TASK INSTRUCTIONS:
Pick out all lines with the word "CBRE" from the records that follow.

DATA FOR THIS TASK:
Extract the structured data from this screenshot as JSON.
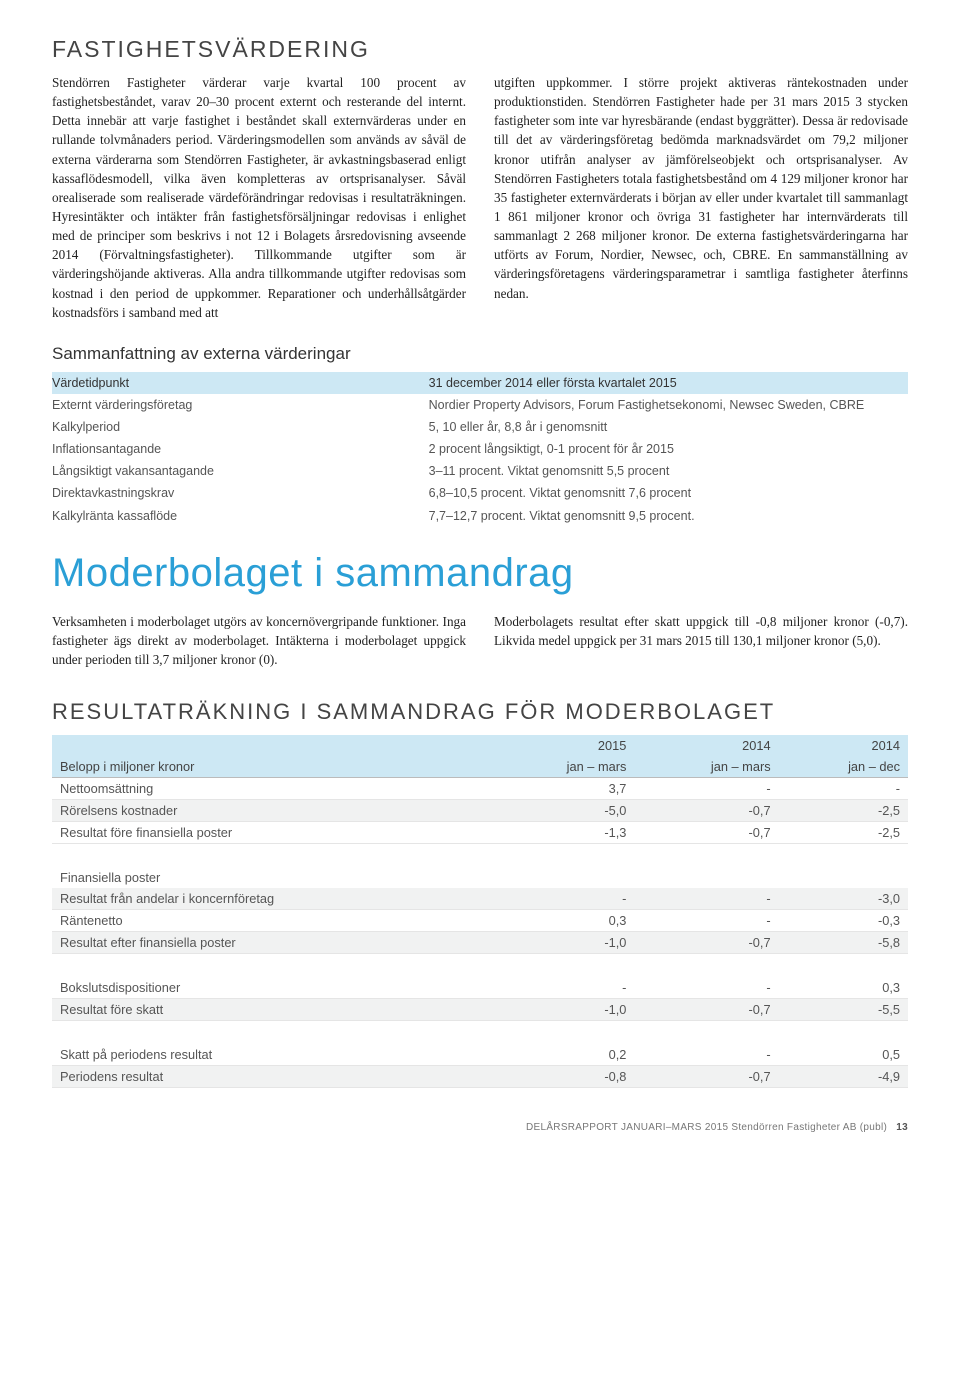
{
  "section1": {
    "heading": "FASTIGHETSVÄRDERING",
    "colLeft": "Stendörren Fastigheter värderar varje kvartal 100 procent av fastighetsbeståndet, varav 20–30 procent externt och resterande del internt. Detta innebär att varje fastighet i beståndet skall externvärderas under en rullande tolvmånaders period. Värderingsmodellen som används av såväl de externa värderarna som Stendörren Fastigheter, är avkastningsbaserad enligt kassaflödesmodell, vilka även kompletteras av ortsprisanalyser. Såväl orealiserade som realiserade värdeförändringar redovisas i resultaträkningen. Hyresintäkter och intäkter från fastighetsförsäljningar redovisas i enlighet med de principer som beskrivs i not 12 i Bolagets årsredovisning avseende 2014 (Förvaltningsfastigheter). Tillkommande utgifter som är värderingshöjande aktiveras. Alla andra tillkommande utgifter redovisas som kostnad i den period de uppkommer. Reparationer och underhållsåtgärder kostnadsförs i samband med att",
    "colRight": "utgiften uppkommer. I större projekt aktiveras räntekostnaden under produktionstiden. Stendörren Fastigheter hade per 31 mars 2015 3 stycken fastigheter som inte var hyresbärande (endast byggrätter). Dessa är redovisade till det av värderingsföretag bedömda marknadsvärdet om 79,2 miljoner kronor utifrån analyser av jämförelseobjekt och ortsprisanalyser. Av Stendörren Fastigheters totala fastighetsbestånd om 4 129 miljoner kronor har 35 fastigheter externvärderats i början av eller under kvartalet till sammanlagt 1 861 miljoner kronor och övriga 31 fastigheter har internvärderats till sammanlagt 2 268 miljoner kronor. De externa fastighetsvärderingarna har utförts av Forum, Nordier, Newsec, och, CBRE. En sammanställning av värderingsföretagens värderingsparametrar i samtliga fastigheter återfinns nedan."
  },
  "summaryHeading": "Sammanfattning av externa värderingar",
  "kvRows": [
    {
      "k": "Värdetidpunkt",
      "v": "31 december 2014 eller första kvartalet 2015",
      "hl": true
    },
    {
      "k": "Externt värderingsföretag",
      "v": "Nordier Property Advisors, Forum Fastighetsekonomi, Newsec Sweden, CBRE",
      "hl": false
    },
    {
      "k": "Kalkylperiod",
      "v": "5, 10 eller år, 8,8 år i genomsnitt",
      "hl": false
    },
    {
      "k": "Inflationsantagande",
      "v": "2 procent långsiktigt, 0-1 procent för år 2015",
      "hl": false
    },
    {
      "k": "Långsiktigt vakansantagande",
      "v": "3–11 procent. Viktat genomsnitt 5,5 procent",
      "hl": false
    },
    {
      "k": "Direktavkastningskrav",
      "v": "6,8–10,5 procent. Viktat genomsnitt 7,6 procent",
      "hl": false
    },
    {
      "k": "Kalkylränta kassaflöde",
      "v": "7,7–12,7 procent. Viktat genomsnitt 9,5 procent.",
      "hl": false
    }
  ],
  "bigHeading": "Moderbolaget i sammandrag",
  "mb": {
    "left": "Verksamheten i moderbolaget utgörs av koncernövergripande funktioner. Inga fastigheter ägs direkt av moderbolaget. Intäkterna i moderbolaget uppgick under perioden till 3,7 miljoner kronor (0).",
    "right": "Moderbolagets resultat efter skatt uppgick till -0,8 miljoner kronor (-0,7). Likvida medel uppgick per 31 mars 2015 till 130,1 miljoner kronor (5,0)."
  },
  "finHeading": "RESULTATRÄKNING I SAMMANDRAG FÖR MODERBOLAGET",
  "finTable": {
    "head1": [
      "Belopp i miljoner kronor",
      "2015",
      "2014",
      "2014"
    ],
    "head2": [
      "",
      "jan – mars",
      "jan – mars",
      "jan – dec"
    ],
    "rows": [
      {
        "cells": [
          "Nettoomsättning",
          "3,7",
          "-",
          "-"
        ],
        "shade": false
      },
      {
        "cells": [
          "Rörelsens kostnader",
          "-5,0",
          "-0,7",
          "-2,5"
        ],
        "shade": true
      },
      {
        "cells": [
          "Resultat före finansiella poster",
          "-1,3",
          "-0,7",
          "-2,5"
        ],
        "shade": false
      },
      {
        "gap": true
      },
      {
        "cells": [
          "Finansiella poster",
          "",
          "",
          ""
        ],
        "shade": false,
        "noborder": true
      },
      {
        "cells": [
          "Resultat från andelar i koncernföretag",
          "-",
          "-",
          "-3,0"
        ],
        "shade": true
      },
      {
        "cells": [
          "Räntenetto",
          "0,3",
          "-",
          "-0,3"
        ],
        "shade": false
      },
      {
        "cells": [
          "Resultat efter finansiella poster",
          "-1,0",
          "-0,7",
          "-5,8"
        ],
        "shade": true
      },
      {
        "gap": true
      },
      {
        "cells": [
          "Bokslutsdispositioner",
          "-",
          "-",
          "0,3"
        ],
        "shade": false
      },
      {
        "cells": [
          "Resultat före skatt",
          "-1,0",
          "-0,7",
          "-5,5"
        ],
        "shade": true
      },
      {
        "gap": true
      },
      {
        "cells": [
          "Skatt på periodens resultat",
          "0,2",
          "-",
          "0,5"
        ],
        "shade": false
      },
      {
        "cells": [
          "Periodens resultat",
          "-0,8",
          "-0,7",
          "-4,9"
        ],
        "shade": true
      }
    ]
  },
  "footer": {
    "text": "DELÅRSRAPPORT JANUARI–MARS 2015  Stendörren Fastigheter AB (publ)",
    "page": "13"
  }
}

ANSWER:
    "colRight": "utgiften uppkommer. I större projekt aktiveras räntekostnaden under produktionstiden. Stendörren Fastigheter hade per 31 mars 2015 3 stycken fastigheter som inte var hyresbärande (endast byggrätter). Dessa är redovisade till det av värderingsföretag bedömda marknadsvärdet om 79,2 miljoner kronor utifrån analyser av jämförelseobjekt och ortsprisanalyser. Av Stendörren Fastigheters totala fastighetsbestånd om 4 129 miljoner kronor har 35 fastigheter externvärderats i början av eller under kvartalet till sammanlagt 1 861 miljoner kronor och övriga 31 fastigheter har internvärderats till sammanlagt 2 268 miljoner kronor. De externa fastighetsvärderingarna har utförts av Forum, Nordier, Newsec, och, CBRE. En sammanställning av värderingsföretagens värderingsparametrar i samtliga fastigheter återfinns nedan."
      "v": "Nordier Property Advisors, Forum Fastighetsekonomi, Newsec Sweden, CBRE",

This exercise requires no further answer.